§ **What you are asked to do**
Repeat each line word for word.

─── Data supplied ───

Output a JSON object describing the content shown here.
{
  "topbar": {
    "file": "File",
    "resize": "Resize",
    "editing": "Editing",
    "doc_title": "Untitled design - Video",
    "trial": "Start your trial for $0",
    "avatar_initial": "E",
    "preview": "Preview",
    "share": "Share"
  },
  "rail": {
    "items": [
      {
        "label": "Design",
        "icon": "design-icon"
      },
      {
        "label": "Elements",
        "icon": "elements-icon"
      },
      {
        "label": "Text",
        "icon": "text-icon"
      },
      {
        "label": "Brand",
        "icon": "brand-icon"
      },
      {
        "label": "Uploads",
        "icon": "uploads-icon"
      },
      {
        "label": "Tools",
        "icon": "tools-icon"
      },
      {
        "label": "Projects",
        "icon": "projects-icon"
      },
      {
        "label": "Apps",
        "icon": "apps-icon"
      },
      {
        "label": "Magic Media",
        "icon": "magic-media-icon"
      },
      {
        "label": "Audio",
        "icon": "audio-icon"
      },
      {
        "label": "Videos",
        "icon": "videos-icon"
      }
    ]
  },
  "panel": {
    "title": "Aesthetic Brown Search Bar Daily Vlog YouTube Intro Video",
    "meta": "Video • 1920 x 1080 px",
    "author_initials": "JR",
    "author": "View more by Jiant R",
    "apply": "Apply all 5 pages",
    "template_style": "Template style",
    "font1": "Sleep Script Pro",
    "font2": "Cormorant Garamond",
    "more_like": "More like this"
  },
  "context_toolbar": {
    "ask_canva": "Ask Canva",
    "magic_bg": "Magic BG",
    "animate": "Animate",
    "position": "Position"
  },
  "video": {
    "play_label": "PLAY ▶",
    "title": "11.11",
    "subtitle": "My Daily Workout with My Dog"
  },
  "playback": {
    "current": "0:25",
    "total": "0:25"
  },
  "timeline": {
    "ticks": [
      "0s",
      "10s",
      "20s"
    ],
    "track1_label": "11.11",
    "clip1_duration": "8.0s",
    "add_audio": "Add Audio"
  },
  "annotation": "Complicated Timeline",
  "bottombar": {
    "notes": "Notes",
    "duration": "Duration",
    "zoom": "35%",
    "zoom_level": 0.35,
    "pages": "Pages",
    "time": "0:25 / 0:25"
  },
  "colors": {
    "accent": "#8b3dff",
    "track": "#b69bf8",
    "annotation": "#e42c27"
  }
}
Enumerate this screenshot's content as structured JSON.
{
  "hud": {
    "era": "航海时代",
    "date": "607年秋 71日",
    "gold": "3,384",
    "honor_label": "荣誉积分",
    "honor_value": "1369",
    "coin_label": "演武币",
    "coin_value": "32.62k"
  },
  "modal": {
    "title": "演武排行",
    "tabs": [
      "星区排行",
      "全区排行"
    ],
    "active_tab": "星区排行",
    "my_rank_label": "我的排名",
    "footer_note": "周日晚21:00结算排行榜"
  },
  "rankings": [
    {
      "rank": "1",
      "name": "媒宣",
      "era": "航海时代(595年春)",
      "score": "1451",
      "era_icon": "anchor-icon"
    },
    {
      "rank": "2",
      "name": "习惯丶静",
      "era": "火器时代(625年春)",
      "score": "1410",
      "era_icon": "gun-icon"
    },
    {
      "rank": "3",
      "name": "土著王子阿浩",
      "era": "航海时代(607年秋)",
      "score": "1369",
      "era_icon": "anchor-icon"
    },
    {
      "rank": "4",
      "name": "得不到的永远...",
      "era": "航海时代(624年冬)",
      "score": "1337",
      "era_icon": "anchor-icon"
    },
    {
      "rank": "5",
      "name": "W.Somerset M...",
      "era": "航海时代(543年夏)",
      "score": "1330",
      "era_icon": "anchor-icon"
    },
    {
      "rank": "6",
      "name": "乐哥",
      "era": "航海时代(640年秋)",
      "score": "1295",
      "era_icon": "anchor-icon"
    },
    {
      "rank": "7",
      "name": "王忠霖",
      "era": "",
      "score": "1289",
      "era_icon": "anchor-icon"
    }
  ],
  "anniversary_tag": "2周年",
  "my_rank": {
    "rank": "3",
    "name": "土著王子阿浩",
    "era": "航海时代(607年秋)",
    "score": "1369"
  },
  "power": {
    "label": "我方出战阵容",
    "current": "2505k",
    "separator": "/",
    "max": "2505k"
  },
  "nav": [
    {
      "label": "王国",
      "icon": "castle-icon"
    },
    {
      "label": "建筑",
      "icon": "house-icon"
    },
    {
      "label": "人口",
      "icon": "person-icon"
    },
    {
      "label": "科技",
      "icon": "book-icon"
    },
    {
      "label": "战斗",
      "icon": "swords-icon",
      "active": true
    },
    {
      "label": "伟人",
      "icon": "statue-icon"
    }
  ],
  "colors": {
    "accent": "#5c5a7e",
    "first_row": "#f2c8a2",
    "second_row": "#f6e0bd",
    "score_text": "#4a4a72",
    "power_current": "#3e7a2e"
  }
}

───

§ **The response**
Output a JSON object describing the content shown here.
{
  "topbar": {
    "file": "File",
    "resize": "Resize",
    "editing": "Editing",
    "doc_title": "Untitled design - Video",
    "trial": "Start your trial for $0",
    "avatar_initial": "E",
    "preview": "Preview",
    "share": "Share"
  },
  "rail": {
    "items": [
      {
        "label": "Design",
        "icon": "design-icon"
      },
      {
        "label": "Elements",
        "icon": "elements-icon"
      },
      {
        "label": "Text",
        "icon": "text-icon"
      },
      {
        "label": "Brand",
        "icon": "brand-icon"
      },
      {
        "label": "Uploads",
        "icon": "uploads-icon"
      },
      {
        "label": "Tools",
        "icon": "tools-icon"
      },
      {
        "label": "Projects",
        "icon": "projects-icon"
      },
      {
        "label": "Apps",
        "icon": "apps-icon"
      },
      {
        "label": "Magic Media",
        "icon": "magic-media-icon"
      },
      {
        "label": "Audio",
        "icon": "audio-icon"
      },
      {
        "label": "Videos",
        "icon": "videos-icon"
      }
    ]
  },
  "panel": {
    "title": "Aesthetic Brown Search Bar Daily Vlog YouTube Intro Video",
    "meta": "Video • 1920 x 1080 px",
    "author_initials": "JR",
    "author": "View more by Jiant R",
    "apply": "Apply all 5 pages",
    "template_style": "Template style",
    "font1": "Sleep Script Pro",
    "font2": "Cormorant Garamond",
    "more_like": "More like this"
  },
  "context_toolbar": {
    "ask_canva": "Ask Canva",
    "magic_bg": "Magic BG",
    "animate": "Animate",
    "position": "Position"
  },
  "video": {
    "play_label": "PLAY ▶",
    "title": "11.11",
    "subtitle": "My Daily Workout with My Dog"
  },
  "playback": {
    "current": "0:25",
    "total": "0:25"
  },
  "timeline": {
    "ticks": [
      "0s",
      "10s",
      "20s"
    ],
    "track1_label": "11.11",
    "clip1_duration": "8.0s",
    "add_audio": "Add Audio"
  },
  "annotation": "Complicated Timeline",
  "bottombar": {
    "notes": "Notes",
    "duration": "Duration",
    "zoom": "35%",
    "zoom_level": 0.35,
    "pages": "Pages",
    "time": "0:25 / 0:25"
  },
  "colors": {
    "accent": "#8b3dff",
    "track": "#b69bf8",
    "annotation": "#e42c27"
  }
}
Enumerate this screenshot's content as structured JSON.
{
  "hud": {
    "era": "航海时代",
    "date": "607年秋 71日",
    "gold": "3,384",
    "honor_label": "荣誉积分",
    "honor_value": "1369",
    "coin_label": "演武币",
    "coin_value": "32.62k"
  },
  "modal": {
    "title": "演武排行",
    "tabs": [
      "星区排行",
      "全区排行"
    ],
    "active_tab": "星区排行",
    "my_rank_label": "我的排名",
    "footer_note": "周日晚21:00结算排行榜"
  },
  "rankings": [
    {
      "rank": "1",
      "name": "媒宣",
      "era": "航海时代(595年春)",
      "score": "1451",
      "era_icon": "anchor-icon"
    },
    {
      "rank": "2",
      "name": "习惯丶静",
      "era": "火器时代(625年春)",
      "score": "1410",
      "era_icon": "gun-icon"
    },
    {
      "rank": "3",
      "name": "土著王子阿浩",
      "era": "航海时代(607年秋)",
      "score": "1369",
      "era_icon": "anchor-icon"
    },
    {
      "rank": "4",
      "name": "得不到的永远...",
      "era": "航海时代(624年冬)",
      "score": "1337",
      "era_icon": "anchor-icon"
    },
    {
      "rank": "5",
      "name": "W.Somerset M...",
      "era": "航海时代(543年夏)",
      "score": "1330",
      "era_icon": "anchor-icon"
    },
    {
      "rank": "6",
      "name": "乐哥",
      "era": "航海时代(640年秋)",
      "score": "1295",
      "era_icon": "anchor-icon"
    },
    {
      "rank": "7",
      "name": "王忠霖",
      "era": "",
      "score": "1289",
      "era_icon": "anchor-icon"
    }
  ],
  "anniversary_tag": "2周年",
  "my_rank": {
    "rank": "3",
    "name": "土著王子阿浩",
    "era": "航海时代(607年秋)",
    "score": "1369"
  },
  "power": {
    "label": "我方出战阵容",
    "current": "2505k",
    "separator": "/",
    "max": "2505k"
  },
  "nav": [
    {
      "label": "王国",
      "icon": "castle-icon"
    },
    {
      "label": "建筑",
      "icon": "house-icon"
    },
    {
      "label": "人口",
      "icon": "person-icon"
    },
    {
      "label": "科技",
      "icon": "book-icon"
    },
    {
      "label": "战斗",
      "icon": "swords-icon",
      "active": true
    },
    {
      "label": "伟人",
      "icon": "statue-icon"
    }
  ],
  "colors": {
    "accent": "#5c5a7e",
    "first_row": "#f2c8a2",
    "second_row": "#f6e0bd",
    "score_text": "#4a4a72",
    "power_current": "#3e7a2e"
  }
}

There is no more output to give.